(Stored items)
===

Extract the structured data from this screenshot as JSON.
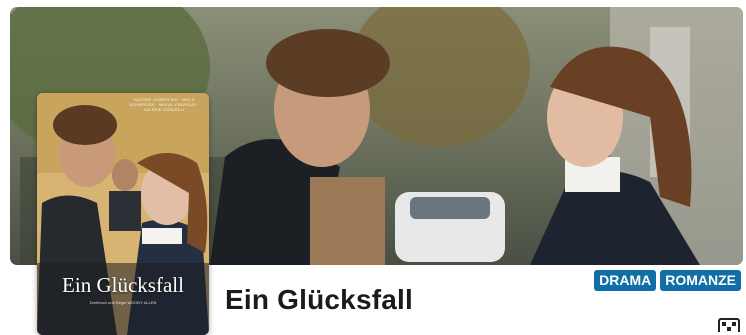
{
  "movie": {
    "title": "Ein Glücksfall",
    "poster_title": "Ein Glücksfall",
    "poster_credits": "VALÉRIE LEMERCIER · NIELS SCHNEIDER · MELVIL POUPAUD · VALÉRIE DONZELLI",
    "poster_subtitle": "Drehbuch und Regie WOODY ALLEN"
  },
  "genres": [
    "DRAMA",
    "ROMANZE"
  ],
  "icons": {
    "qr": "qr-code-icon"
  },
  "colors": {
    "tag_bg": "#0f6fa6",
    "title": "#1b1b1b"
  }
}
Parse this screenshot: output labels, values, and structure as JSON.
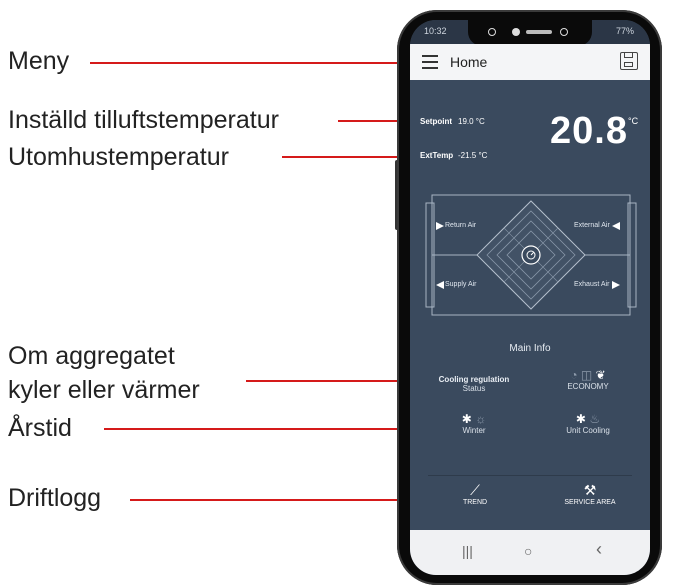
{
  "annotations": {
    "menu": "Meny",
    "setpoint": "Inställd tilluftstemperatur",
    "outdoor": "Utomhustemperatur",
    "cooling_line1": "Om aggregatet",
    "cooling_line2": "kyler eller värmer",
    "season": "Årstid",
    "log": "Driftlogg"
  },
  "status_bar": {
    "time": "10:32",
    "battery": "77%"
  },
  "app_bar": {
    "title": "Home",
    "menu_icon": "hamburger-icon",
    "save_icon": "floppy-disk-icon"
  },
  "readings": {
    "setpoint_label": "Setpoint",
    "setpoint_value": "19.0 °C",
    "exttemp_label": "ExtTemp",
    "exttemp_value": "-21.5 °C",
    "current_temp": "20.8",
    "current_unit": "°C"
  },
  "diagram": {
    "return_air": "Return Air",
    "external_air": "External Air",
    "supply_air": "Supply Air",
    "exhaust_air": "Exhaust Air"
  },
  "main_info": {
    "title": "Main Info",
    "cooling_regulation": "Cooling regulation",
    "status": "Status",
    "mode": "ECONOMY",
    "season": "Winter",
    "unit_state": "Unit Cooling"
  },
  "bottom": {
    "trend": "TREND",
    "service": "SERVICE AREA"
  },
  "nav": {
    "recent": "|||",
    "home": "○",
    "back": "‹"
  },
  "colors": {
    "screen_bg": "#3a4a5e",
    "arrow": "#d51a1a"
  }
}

===

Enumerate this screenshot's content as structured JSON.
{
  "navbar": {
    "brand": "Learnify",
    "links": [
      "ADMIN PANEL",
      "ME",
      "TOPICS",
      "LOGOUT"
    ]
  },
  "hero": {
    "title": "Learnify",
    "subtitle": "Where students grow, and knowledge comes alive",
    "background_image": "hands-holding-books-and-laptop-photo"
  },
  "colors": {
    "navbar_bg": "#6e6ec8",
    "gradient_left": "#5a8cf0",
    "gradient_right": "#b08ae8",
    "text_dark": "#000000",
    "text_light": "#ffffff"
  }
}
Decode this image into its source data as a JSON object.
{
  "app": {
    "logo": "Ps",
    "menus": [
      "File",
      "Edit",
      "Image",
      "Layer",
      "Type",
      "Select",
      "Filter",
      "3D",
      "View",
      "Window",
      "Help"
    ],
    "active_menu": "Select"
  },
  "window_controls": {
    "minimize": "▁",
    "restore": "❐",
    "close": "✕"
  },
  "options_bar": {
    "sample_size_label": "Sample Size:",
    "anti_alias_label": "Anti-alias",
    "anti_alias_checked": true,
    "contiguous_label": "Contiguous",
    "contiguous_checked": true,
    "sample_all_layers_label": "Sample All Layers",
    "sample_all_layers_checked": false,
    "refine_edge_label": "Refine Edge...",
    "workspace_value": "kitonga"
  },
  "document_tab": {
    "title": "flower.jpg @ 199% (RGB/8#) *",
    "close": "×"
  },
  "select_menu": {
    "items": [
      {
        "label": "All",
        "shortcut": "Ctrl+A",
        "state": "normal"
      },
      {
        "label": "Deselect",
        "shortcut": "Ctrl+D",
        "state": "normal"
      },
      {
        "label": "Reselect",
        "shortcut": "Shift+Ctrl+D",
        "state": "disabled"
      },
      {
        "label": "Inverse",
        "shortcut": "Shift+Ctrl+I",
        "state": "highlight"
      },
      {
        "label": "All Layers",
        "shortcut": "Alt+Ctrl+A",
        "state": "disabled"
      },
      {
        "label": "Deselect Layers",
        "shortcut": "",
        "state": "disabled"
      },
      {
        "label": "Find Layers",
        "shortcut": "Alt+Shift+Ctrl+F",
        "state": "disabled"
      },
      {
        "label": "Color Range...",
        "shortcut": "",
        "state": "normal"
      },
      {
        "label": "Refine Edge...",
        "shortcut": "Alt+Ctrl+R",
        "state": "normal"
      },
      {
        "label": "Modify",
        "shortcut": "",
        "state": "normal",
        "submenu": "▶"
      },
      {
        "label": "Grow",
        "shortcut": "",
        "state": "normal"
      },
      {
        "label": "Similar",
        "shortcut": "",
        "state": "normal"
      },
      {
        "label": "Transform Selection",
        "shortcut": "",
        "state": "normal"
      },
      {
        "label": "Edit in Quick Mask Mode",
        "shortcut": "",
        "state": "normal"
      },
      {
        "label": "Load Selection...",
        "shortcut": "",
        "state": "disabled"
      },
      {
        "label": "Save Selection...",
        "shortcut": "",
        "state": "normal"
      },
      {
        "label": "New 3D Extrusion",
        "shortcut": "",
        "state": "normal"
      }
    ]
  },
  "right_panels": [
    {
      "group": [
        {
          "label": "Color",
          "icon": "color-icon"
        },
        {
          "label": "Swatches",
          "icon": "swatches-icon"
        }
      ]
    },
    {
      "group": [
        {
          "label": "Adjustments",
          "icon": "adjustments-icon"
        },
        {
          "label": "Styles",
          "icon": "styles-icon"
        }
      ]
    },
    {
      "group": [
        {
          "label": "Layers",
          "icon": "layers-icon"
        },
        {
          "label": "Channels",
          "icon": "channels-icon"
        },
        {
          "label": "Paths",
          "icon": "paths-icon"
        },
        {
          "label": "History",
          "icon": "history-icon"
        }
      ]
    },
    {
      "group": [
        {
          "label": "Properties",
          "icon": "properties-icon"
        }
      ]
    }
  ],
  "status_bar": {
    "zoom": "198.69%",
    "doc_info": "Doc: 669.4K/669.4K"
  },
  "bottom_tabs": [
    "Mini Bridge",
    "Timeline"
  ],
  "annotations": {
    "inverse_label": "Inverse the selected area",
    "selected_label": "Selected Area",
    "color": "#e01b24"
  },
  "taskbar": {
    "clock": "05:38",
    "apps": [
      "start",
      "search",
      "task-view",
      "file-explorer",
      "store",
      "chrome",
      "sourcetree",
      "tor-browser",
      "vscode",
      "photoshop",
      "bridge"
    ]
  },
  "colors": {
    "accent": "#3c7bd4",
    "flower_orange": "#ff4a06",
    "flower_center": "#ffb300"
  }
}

===

> WHAT IS EXPECTED
Tell how many lines hold the string "structured", giving the number and nothing else.

> FULL ANSWER
2